▶ REQUIRED TASK
Print each line of the listing once more, precisely as given.

▶ DATA FOR THE TASK
^^^^

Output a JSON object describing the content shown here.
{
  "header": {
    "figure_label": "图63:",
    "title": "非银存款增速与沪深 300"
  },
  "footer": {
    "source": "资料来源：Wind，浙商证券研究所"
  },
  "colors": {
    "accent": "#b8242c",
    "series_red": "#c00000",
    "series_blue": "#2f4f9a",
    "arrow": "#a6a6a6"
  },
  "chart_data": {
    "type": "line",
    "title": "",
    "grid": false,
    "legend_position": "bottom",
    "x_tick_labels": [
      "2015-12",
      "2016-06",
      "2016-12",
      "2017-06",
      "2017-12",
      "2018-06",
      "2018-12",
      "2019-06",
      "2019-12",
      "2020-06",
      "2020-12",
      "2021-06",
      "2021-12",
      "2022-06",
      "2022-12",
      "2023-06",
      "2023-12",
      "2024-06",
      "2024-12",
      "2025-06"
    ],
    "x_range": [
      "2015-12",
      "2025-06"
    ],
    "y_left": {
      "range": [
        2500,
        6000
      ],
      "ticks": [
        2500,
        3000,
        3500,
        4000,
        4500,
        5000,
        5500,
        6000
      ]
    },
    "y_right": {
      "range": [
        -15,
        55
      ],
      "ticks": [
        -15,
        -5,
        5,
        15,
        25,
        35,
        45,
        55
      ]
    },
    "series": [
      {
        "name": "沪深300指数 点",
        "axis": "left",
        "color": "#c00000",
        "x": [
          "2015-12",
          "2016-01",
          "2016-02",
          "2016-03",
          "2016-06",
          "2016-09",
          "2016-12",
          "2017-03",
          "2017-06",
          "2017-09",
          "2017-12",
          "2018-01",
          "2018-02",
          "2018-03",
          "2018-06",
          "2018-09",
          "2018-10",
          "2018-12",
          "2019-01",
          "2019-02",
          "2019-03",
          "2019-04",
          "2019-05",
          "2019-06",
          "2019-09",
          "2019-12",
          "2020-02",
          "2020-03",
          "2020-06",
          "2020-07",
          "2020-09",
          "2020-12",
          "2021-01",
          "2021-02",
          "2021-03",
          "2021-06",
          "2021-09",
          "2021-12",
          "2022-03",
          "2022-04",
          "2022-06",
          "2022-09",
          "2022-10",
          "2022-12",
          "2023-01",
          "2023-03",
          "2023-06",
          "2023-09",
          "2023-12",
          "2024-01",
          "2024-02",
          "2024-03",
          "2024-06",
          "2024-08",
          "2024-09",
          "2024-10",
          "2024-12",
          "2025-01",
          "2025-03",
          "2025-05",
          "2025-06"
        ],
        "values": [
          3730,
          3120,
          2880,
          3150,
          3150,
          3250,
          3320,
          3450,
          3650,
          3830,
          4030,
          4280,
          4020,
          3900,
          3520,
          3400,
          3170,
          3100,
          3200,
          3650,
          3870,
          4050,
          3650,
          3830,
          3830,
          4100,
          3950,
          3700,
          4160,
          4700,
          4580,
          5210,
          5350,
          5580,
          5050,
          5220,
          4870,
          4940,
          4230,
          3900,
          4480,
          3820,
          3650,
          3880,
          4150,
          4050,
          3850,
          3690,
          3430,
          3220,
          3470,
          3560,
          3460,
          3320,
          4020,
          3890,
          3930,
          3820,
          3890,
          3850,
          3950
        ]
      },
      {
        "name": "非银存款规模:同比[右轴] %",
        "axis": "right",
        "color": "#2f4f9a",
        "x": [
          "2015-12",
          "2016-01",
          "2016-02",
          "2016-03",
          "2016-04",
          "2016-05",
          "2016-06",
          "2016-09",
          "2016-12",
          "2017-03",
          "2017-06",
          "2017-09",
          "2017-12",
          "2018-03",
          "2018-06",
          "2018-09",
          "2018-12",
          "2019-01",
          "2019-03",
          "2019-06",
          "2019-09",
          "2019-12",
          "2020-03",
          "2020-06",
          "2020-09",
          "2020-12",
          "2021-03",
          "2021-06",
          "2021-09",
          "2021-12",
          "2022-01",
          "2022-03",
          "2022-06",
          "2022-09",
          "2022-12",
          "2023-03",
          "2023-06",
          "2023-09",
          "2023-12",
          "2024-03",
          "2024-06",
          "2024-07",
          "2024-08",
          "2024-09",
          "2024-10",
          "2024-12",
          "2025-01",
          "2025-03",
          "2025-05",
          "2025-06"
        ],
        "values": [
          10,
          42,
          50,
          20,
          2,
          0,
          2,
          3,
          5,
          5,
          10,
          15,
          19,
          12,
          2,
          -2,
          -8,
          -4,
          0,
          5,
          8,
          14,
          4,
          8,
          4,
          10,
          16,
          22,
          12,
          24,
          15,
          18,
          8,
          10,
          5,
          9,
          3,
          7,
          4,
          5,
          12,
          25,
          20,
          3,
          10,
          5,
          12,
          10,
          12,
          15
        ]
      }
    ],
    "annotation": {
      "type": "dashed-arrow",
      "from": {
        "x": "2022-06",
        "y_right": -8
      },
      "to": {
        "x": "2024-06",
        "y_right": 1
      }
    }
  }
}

^^^^

▶ PROBLEM SOLUTION
Output a JSON object describing the content shown here.
{
  "header": {
    "figure_label": "图63:",
    "title": "非银存款增速与沪深 300"
  },
  "footer": {
    "source": "资料来源：Wind，浙商证券研究所"
  },
  "colors": {
    "accent": "#b8242c",
    "series_red": "#c00000",
    "series_blue": "#2f4f9a",
    "arrow": "#a6a6a6"
  },
  "chart_data": {
    "type": "line",
    "title": "",
    "grid": false,
    "legend_position": "bottom",
    "x_tick_labels": [
      "2015-12",
      "2016-06",
      "2016-12",
      "2017-06",
      "2017-12",
      "2018-06",
      "2018-12",
      "2019-06",
      "2019-12",
      "2020-06",
      "2020-12",
      "2021-06",
      "2021-12",
      "2022-06",
      "2022-12",
      "2023-06",
      "2023-12",
      "2024-06",
      "2024-12",
      "2025-06"
    ],
    "x_range": [
      "2015-12",
      "2025-06"
    ],
    "y_left": {
      "range": [
        2500,
        6000
      ],
      "ticks": [
        2500,
        3000,
        3500,
        4000,
        4500,
        5000,
        5500,
        6000
      ]
    },
    "y_right": {
      "range": [
        -15,
        55
      ],
      "ticks": [
        -15,
        -5,
        5,
        15,
        25,
        35,
        45,
        55
      ]
    },
    "series": [
      {
        "name": "沪深300指数 点",
        "axis": "left",
        "color": "#c00000",
        "x": [
          "2015-12",
          "2016-01",
          "2016-02",
          "2016-03",
          "2016-06",
          "2016-09",
          "2016-12",
          "2017-03",
          "2017-06",
          "2017-09",
          "2017-12",
          "2018-01",
          "2018-02",
          "2018-03",
          "2018-06",
          "2018-09",
          "2018-10",
          "2018-12",
          "2019-01",
          "2019-02",
          "2019-03",
          "2019-04",
          "2019-05",
          "2019-06",
          "2019-09",
          "2019-12",
          "2020-02",
          "2020-03",
          "2020-06",
          "2020-07",
          "2020-09",
          "2020-12",
          "2021-01",
          "2021-02",
          "2021-03",
          "2021-06",
          "2021-09",
          "2021-12",
          "2022-03",
          "2022-04",
          "2022-06",
          "2022-09",
          "2022-10",
          "2022-12",
          "2023-01",
          "2023-03",
          "2023-06",
          "2023-09",
          "2023-12",
          "2024-01",
          "2024-02",
          "2024-03",
          "2024-06",
          "2024-08",
          "2024-09",
          "2024-10",
          "2024-12",
          "2025-01",
          "2025-03",
          "2025-05",
          "2025-06"
        ],
        "values": [
          3730,
          3120,
          2880,
          3150,
          3150,
          3250,
          3320,
          3450,
          3650,
          3830,
          4030,
          4280,
          4020,
          3900,
          3520,
          3400,
          3170,
          3100,
          3200,
          3650,
          3870,
          4050,
          3650,
          3830,
          3830,
          4100,
          3950,
          3700,
          4160,
          4700,
          4580,
          5210,
          5350,
          5580,
          5050,
          5220,
          4870,
          4940,
          4230,
          3900,
          4480,
          3820,
          3650,
          3880,
          4150,
          4050,
          3850,
          3690,
          3430,
          3220,
          3470,
          3560,
          3460,
          3320,
          4020,
          3890,
          3930,
          3820,
          3890,
          3850,
          3950
        ]
      },
      {
        "name": "非银存款规模:同比[右轴] %",
        "axis": "right",
        "color": "#2f4f9a",
        "x": [
          "2015-12",
          "2016-01",
          "2016-02",
          "2016-03",
          "2016-04",
          "2016-05",
          "2016-06",
          "2016-09",
          "2016-12",
          "2017-03",
          "2017-06",
          "2017-09",
          "2017-12",
          "2018-03",
          "2018-06",
          "2018-09",
          "2018-12",
          "2019-01",
          "2019-03",
          "2019-06",
          "2019-09",
          "2019-12",
          "2020-03",
          "2020-06",
          "2020-09",
          "2020-12",
          "2021-03",
          "2021-06",
          "2021-09",
          "2021-12",
          "2022-01",
          "2022-03",
          "2022-06",
          "2022-09",
          "2022-12",
          "2023-03",
          "2023-06",
          "2023-09",
          "2023-12",
          "2024-03",
          "2024-06",
          "2024-07",
          "2024-08",
          "2024-09",
          "2024-10",
          "2024-12",
          "2025-01",
          "2025-03",
          "2025-05",
          "2025-06"
        ],
        "values": [
          10,
          42,
          50,
          20,
          2,
          0,
          2,
          3,
          5,
          5,
          10,
          15,
          19,
          12,
          2,
          -2,
          -8,
          -4,
          0,
          5,
          8,
          14,
          4,
          8,
          4,
          10,
          16,
          22,
          12,
          24,
          15,
          18,
          8,
          10,
          5,
          9,
          3,
          7,
          4,
          5,
          12,
          25,
          20,
          3,
          10,
          5,
          12,
          10,
          12,
          15
        ]
      }
    ],
    "annotation": {
      "type": "dashed-arrow",
      "from": {
        "x": "2022-06",
        "y_right": -8
      },
      "to": {
        "x": "2024-06",
        "y_right": 1
      }
    }
  }
}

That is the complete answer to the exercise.